BEGIN RECORDS FOR THIS TASK
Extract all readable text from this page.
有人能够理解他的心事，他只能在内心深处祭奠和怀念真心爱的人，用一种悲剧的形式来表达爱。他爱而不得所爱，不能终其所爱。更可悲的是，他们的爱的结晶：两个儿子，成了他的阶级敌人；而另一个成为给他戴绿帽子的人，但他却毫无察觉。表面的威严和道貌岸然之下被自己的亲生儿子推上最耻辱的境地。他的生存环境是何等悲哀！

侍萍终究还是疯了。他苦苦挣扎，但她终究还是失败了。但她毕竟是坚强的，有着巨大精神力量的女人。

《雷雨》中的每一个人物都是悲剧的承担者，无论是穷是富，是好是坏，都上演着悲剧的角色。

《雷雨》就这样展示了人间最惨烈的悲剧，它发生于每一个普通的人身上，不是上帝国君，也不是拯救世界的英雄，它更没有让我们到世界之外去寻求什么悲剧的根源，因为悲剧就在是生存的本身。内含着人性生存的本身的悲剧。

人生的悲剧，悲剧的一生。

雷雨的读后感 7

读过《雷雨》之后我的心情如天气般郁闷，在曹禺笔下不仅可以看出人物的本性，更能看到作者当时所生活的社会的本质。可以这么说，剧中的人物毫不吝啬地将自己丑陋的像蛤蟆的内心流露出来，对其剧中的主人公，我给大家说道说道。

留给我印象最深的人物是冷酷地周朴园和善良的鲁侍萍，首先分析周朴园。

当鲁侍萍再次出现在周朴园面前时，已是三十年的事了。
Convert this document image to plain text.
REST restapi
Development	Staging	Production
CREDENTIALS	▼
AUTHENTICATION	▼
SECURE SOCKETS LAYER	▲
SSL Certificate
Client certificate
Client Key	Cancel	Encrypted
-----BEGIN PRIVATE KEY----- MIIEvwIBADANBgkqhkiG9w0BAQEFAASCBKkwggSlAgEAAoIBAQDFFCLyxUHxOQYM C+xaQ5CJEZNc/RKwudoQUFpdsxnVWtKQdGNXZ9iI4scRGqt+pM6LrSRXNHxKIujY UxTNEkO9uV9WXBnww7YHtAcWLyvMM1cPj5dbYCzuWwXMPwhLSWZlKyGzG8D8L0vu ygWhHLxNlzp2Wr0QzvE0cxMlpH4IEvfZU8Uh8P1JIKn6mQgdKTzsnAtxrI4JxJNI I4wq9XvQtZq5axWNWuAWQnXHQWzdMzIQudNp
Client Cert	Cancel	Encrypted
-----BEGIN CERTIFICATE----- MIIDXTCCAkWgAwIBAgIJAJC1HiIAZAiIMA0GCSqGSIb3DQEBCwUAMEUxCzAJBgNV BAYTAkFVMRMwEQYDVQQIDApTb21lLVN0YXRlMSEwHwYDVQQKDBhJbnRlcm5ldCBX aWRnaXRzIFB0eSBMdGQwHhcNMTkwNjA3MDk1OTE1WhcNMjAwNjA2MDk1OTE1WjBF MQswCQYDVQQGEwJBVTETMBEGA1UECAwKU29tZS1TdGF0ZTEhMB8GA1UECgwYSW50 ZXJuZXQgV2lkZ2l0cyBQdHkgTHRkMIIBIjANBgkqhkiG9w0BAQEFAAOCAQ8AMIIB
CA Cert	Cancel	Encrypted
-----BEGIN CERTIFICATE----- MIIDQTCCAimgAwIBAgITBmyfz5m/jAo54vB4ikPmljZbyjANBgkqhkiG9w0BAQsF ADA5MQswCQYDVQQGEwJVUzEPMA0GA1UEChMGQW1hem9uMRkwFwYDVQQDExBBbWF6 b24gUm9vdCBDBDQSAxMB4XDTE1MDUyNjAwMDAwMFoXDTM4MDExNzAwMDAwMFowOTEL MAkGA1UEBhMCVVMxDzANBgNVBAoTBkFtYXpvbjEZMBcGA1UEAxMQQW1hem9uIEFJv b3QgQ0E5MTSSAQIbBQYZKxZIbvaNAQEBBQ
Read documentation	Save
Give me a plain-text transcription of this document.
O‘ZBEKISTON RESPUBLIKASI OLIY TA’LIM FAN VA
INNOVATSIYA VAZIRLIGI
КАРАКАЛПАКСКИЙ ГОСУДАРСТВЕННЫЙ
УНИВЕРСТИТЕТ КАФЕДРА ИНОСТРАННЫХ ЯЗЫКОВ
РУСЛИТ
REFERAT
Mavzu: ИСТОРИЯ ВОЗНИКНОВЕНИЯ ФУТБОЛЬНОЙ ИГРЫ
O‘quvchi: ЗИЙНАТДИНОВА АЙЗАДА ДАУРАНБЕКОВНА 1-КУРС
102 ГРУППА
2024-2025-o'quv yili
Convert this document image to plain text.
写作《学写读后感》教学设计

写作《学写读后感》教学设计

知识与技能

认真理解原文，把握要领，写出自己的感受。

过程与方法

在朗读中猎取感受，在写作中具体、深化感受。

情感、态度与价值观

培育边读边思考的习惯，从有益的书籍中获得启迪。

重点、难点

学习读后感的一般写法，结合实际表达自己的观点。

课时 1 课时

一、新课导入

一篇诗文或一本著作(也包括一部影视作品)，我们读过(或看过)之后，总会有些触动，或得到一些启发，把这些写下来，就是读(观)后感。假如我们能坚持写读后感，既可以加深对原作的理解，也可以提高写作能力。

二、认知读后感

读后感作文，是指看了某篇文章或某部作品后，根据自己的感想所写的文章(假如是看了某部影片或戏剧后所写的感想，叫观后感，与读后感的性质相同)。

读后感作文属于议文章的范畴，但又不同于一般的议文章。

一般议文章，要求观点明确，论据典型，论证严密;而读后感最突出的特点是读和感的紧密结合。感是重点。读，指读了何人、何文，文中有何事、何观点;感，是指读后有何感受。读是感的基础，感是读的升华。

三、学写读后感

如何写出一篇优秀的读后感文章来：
END RECORDS FOR THIS TASK
§ SET PROBLEM
Copy out each line exactly.

§ REPLY
Extract all readable text from this page.
有人能够理解他的心事，他只能在内心深处祭奠和怀念真心爱的人，用一种悲剧的形式来表达爱。他爱而不得所爱，不能终其所爱。更可悲的是，他们的爱的结晶：两个儿子，成了他的阶级敌人；而另一个成为给他戴绿帽子的人，但他却毫无察觉。表面的威严和道貌岸然之下被自己的亲生儿子推上最耻辱的境地。他的生存环境是何等悲哀！

侍萍终究还是疯了。他苦苦挣扎，但她终究还是失败了。但她毕竟是坚强的，有着巨大精神力量的女人。

《雷雨》中的每一个人物都是悲剧的承担者，无论是穷是富，是好是坏，都上演着悲剧的角色。

《雷雨》就这样展示了人间最惨烈的悲剧，它发生于每一个普通的人身上，不是上帝国君，也不是拯救世界的英雄，它更没有让我们到世界之外去寻求什么悲剧的根源，因为悲剧就在是生存的本身。内含着人性生存的本身的悲剧。

人生的悲剧，悲剧的一生。

雷雨的读后感 7

读过《雷雨》之后我的心情如天气般郁闷，在曹禺笔下不仅可以看出人物的本性，更能看到作者当时所生活的社会的本质。可以这么说，剧中的人物毫不吝啬地将自己丑陋的像蛤蟆的内心流露出来，对其剧中的主人公，我给大家说道说道。

留给我印象最深的人物是冷酷地周朴园和善良的鲁侍萍，首先分析周朴园。

当鲁侍萍再次出现在周朴园面前时，已是三十年的事了。
Convert this document image to plain text.
REST restapi
Development	Staging	Production
CREDENTIALS	▼
AUTHENTICATION	▼
SECURE SOCKETS LAYER	▲
SSL Certificate
Client certificate
Client Key	Cancel	Encrypted
-----BEGIN PRIVATE KEY----- MIIEvwIBADANBgkqhkiG9w0BAQEFAASCBKkwggSlAgEAAoIBAQDFFCLyxUHxOQYM C+xaQ5CJEZNc/RKwudoQUFpdsxnVWtKQdGNXZ9iI4scRGqt+pM6LrSRXNHxKIujY UxTNEkO9uV9WXBnww7YHtAcWLyvMM1cPj5dbYCzuWwXMPwhLSWZlKyGzG8D8L0vu ygWhHLxNlzp2Wr0QzvE0cxMlpH4IEvfZU8Uh8P1JIKn6mQgdKTzsnAtxrI4JxJNI I4wq9XvQtZq5axWNWuAWQnXHQWzdMzIQudNp
Client Cert	Cancel	Encrypted
-----BEGIN CERTIFICATE----- MIIDXTCCAkWgAwIBAgIJAJC1HiIAZAiIMA0GCSqGSIb3DQEBCwUAMEUxCzAJBgNV BAYTAkFVMRMwEQYDVQQIDApTb21lLVN0YXRlMSEwHwYDVQQKDBhJbnRlcm5ldCBX aWRnaXRzIFB0eSBMdGQwHhcNMTkwNjA3MDk1OTE1WhcNMjAwNjA2MDk1OTE1WjBF MQswCQYDVQQGEwJBVTETMBEGA1UECAwKU29tZS1TdGF0ZTEhMB8GA1UECgwYSW50 ZXJuZXQgV2lkZ2l0cyBQdHkgTHRkMIIBIjANBgkqhkiG9w0BAQEFAAOCAQ8AMIIB
CA Cert	Cancel	Encrypted
-----BEGIN CERTIFICATE----- MIIDQTCCAimgAwIBAgITBmyfz5m/jAo54vB4ikPmljZbyjANBgkqhkiG9w0BAQsF ADA5MQswCQYDVQQGEwJVUzEPMA0GA1UEChMGQW1hem9uMRkwFwYDVQQDExBBbWF6 b24gUm9vdCBDBDQSAxMB4XDTE1MDUyNjAwMDAwMFoXDTM4MDExNzAwMDAwMFowOTEL MAkGA1UEBhMCVVMxDzANBgNVBAoTBkFtYXpvbjEZMBcGA1UEAxMQQW1hem9uIEFJv b3QgQ0E5MTSSAQIbBQYZKxZIbvaNAQEBBQ
Read documentation	Save
Give me a plain-text transcription of this document.
O‘ZBEKISTON RESPUBLIKASI OLIY TA’LIM FAN VA
INNOVATSIYA VAZIRLIGI
КАРАКАЛПАКСКИЙ ГОСУДАРСТВЕННЫЙ
УНИВЕРСТИТЕТ КАФЕДРА ИНОСТРАННЫХ ЯЗЫКОВ
РУСЛИТ
REFERAT
Mavzu: ИСТОРИЯ ВОЗНИКНОВЕНИЯ ФУТБОЛЬНОЙ ИГРЫ
O‘quvchi: ЗИЙНАТДИНОВА АЙЗАДА ДАУРАНБЕКОВНА 1-КУРС
102 ГРУППА
2024-2025-o'quv yili
Convert this document image to plain text.
写作《学写读后感》教学设计

写作《学写读后感》教学设计

知识与技能

认真理解原文，把握要领，写出自己的感受。

过程与方法

在朗读中猎取感受，在写作中具体、深化感受。

情感、态度与价值观

培育边读边思考的习惯，从有益的书籍中获得启迪。

重点、难点

学习读后感的一般写法，结合实际表达自己的观点。

课时 1 课时

一、新课导入

一篇诗文或一本著作(也包括一部影视作品)，我们读过(或看过)之后，总会有些触动，或得到一些启发，把这些写下来，就是读(观)后感。假如我们能坚持写读后感，既可以加深对原作的理解，也可以提高写作能力。

二、认知读后感

读后感作文，是指看了某篇文章或某部作品后，根据自己的感想所写的文章(假如是看了某部影片或戏剧后所写的感想，叫观后感，与读后感的性质相同)。

读后感作文属于议文章的范畴，但又不同于一般的议文章。

一般议文章，要求观点明确，论据典型，论证严密;而读后感最突出的特点是读和感的紧密结合。感是重点。读，指读了何人、何文，文中有何事、何观点;感，是指读后有何感受。读是感的基础，感是读的升华。

三、学写读后感

如何写出一篇优秀的读后感文章来：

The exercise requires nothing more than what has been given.